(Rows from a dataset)
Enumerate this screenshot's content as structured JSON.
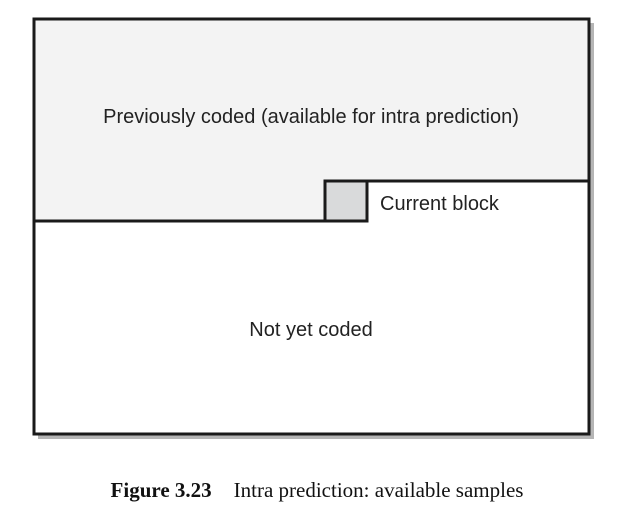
{
  "diagram": {
    "regions": {
      "previously_coded": "Previously coded (available for intra prediction)",
      "current_block": "Current block",
      "not_yet_coded": "Not yet coded"
    },
    "colors": {
      "previously_coded_fill": "#f3f3f3",
      "current_block_fill": "#d9dadb",
      "not_yet_coded_fill": "#ffffff",
      "stroke": "#1a1a1a",
      "shadow": "#b5b5b5"
    }
  },
  "caption": {
    "number": "Figure 3.23",
    "text": "Intra prediction: available samples"
  }
}
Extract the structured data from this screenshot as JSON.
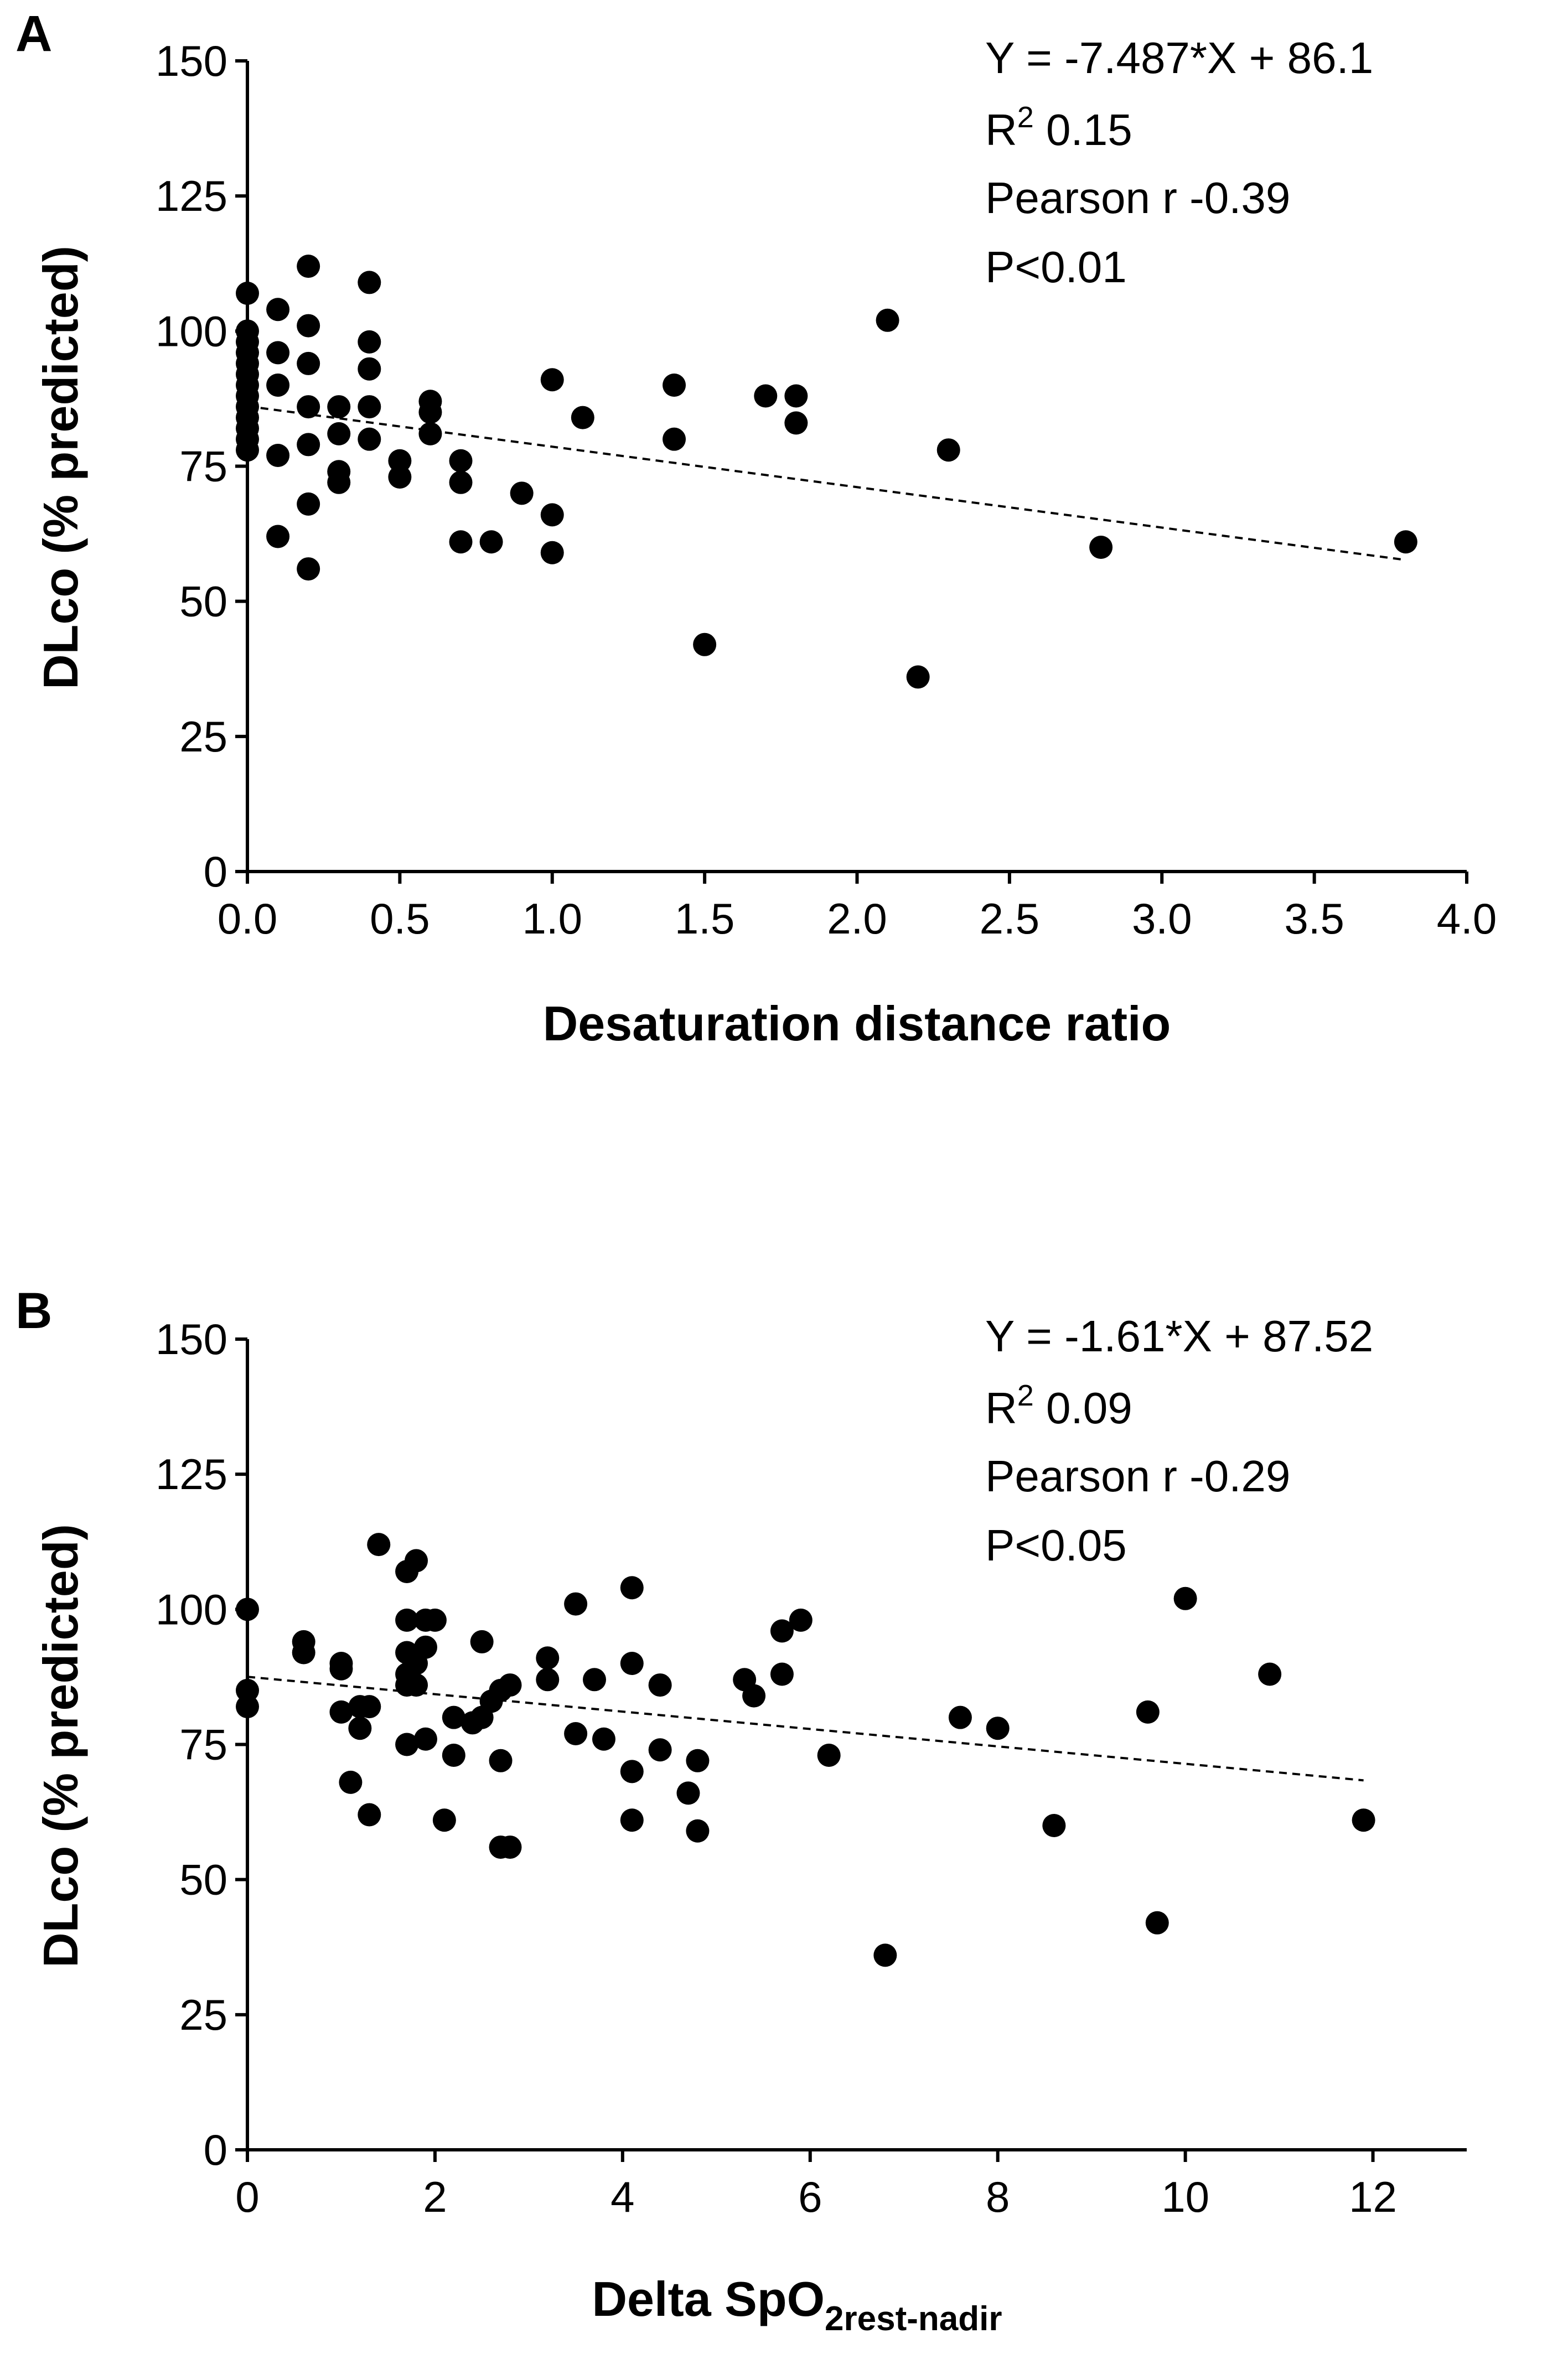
{
  "chart_data": [
    {
      "type": "scatter",
      "panel_label": "A",
      "xlabel": "Desaturation distance ratio",
      "xlabel_sub": "",
      "ylabel": "DLco (% predicted)",
      "xlim": [
        0,
        4
      ],
      "ylim": [
        0,
        150
      ],
      "xticks": [
        0,
        0.5,
        1,
        1.5,
        2,
        2.5,
        3,
        3.5,
        4
      ],
      "xtick_labels": [
        "0.0",
        "0.5",
        "1.0",
        "1.5",
        "2.0",
        "2.5",
        "3.0",
        "3.5",
        "4.0"
      ],
      "yticks": [
        0,
        25,
        50,
        75,
        100,
        125,
        150
      ],
      "ytick_labels": [
        "0",
        "25",
        "50",
        "75",
        "100",
        "125",
        "150"
      ],
      "stats": {
        "equation": "Y = -7.487*X + 86.1",
        "r2_prefix": "R",
        "r2_sup": "2",
        "r2_value": " 0.15",
        "pearson": "Pearson r -0.39",
        "p": "P<0.01"
      },
      "trendline": {
        "slope": -7.487,
        "intercept": 86.1,
        "x_range": [
          0,
          3.8
        ]
      },
      "points": [
        [
          0,
          107
        ],
        [
          0,
          100
        ],
        [
          0,
          98
        ],
        [
          0,
          96
        ],
        [
          0,
          94
        ],
        [
          0,
          92
        ],
        [
          0,
          90
        ],
        [
          0,
          88
        ],
        [
          0,
          86
        ],
        [
          0,
          84
        ],
        [
          0,
          82
        ],
        [
          0,
          80
        ],
        [
          0,
          78
        ],
        [
          0.1,
          104
        ],
        [
          0.1,
          96
        ],
        [
          0.1,
          90
        ],
        [
          0.1,
          77
        ],
        [
          0.1,
          62
        ],
        [
          0.2,
          112
        ],
        [
          0.2,
          101
        ],
        [
          0.2,
          94
        ],
        [
          0.2,
          86
        ],
        [
          0.2,
          79
        ],
        [
          0.2,
          68
        ],
        [
          0.2,
          56
        ],
        [
          0.3,
          86
        ],
        [
          0.3,
          81
        ],
        [
          0.3,
          74
        ],
        [
          0.3,
          72
        ],
        [
          0.4,
          109
        ],
        [
          0.4,
          98
        ],
        [
          0.4,
          93
        ],
        [
          0.4,
          86
        ],
        [
          0.4,
          80
        ],
        [
          0.5,
          76
        ],
        [
          0.5,
          73
        ],
        [
          0.6,
          87
        ],
        [
          0.6,
          85
        ],
        [
          0.6,
          81
        ],
        [
          0.7,
          76
        ],
        [
          0.7,
          72
        ],
        [
          0.7,
          61
        ],
        [
          0.8,
          61
        ],
        [
          0.9,
          70
        ],
        [
          1.0,
          91
        ],
        [
          1.0,
          66
        ],
        [
          1.0,
          59
        ],
        [
          1.1,
          84
        ],
        [
          1.4,
          90
        ],
        [
          1.4,
          80
        ],
        [
          1.5,
          42
        ],
        [
          1.7,
          88
        ],
        [
          1.8,
          88
        ],
        [
          1.8,
          83
        ],
        [
          2.1,
          102
        ],
        [
          2.2,
          36
        ],
        [
          2.3,
          78
        ],
        [
          2.8,
          60
        ],
        [
          3.8,
          61
        ]
      ]
    },
    {
      "type": "scatter",
      "panel_label": "B",
      "xlabel": "Delta SpO",
      "xlabel_sub": "2rest-nadir",
      "ylabel": "DLco (% predicted)",
      "xlim": [
        0,
        13
      ],
      "ylim": [
        0,
        150
      ],
      "xticks": [
        0,
        2,
        4,
        6,
        8,
        10,
        12
      ],
      "xtick_labels": [
        "0",
        "2",
        "4",
        "6",
        "8",
        "10",
        "12"
      ],
      "yticks": [
        0,
        25,
        50,
        75,
        100,
        125,
        150
      ],
      "ytick_labels": [
        "0",
        "25",
        "50",
        "75",
        "100",
        "125",
        "150"
      ],
      "stats": {
        "equation": "Y = -1.61*X + 87.52",
        "r2_prefix": "R",
        "r2_sup": "2",
        "r2_value": " 0.09",
        "pearson": "Pearson r -0.29",
        "p": "P<0.05"
      },
      "trendline": {
        "slope": -1.61,
        "intercept": 87.52,
        "x_range": [
          0,
          11.9
        ]
      },
      "points": [
        [
          0,
          100
        ],
        [
          0,
          85
        ],
        [
          0,
          82
        ],
        [
          0.6,
          94
        ],
        [
          0.6,
          92
        ],
        [
          1.0,
          90
        ],
        [
          1.0,
          89
        ],
        [
          1.0,
          81
        ],
        [
          1.1,
          68
        ],
        [
          1.2,
          82
        ],
        [
          1.2,
          78
        ],
        [
          1.3,
          82
        ],
        [
          1.3,
          62
        ],
        [
          1.4,
          112
        ],
        [
          1.7,
          107
        ],
        [
          1.7,
          98
        ],
        [
          1.7,
          92
        ],
        [
          1.7,
          88
        ],
        [
          1.7,
          86
        ],
        [
          1.7,
          75
        ],
        [
          1.8,
          109
        ],
        [
          1.8,
          90
        ],
        [
          1.8,
          86
        ],
        [
          1.9,
          98
        ],
        [
          1.9,
          93
        ],
        [
          1.9,
          76
        ],
        [
          2.0,
          98
        ],
        [
          2.1,
          61
        ],
        [
          2.2,
          80
        ],
        [
          2.2,
          73
        ],
        [
          2.4,
          79
        ],
        [
          2.5,
          94
        ],
        [
          2.5,
          80
        ],
        [
          2.6,
          83
        ],
        [
          2.7,
          85
        ],
        [
          2.7,
          72
        ],
        [
          2.7,
          56
        ],
        [
          2.8,
          86
        ],
        [
          2.8,
          56
        ],
        [
          3.2,
          91
        ],
        [
          3.2,
          87
        ],
        [
          3.5,
          101
        ],
        [
          3.5,
          77
        ],
        [
          3.7,
          87
        ],
        [
          3.8,
          76
        ],
        [
          4.1,
          104
        ],
        [
          4.1,
          90
        ],
        [
          4.1,
          70
        ],
        [
          4.1,
          61
        ],
        [
          4.4,
          86
        ],
        [
          4.4,
          74
        ],
        [
          4.7,
          66
        ],
        [
          4.8,
          72
        ],
        [
          4.8,
          59
        ],
        [
          5.3,
          87
        ],
        [
          5.4,
          84
        ],
        [
          5.7,
          96
        ],
        [
          5.7,
          88
        ],
        [
          5.9,
          98
        ],
        [
          6.2,
          73
        ],
        [
          6.8,
          36
        ],
        [
          7.6,
          80
        ],
        [
          8.0,
          78
        ],
        [
          8.6,
          60
        ],
        [
          9.6,
          81
        ],
        [
          9.7,
          42
        ],
        [
          10.0,
          102
        ],
        [
          10.9,
          88
        ],
        [
          11.9,
          61
        ]
      ]
    }
  ]
}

* **Given problem**: Return every line holding the word "structured" from the records.

* **Worked answer**:
Enumerate this screenshot's content as structured JSON.
Extract the structured data from this screenshot as JSON.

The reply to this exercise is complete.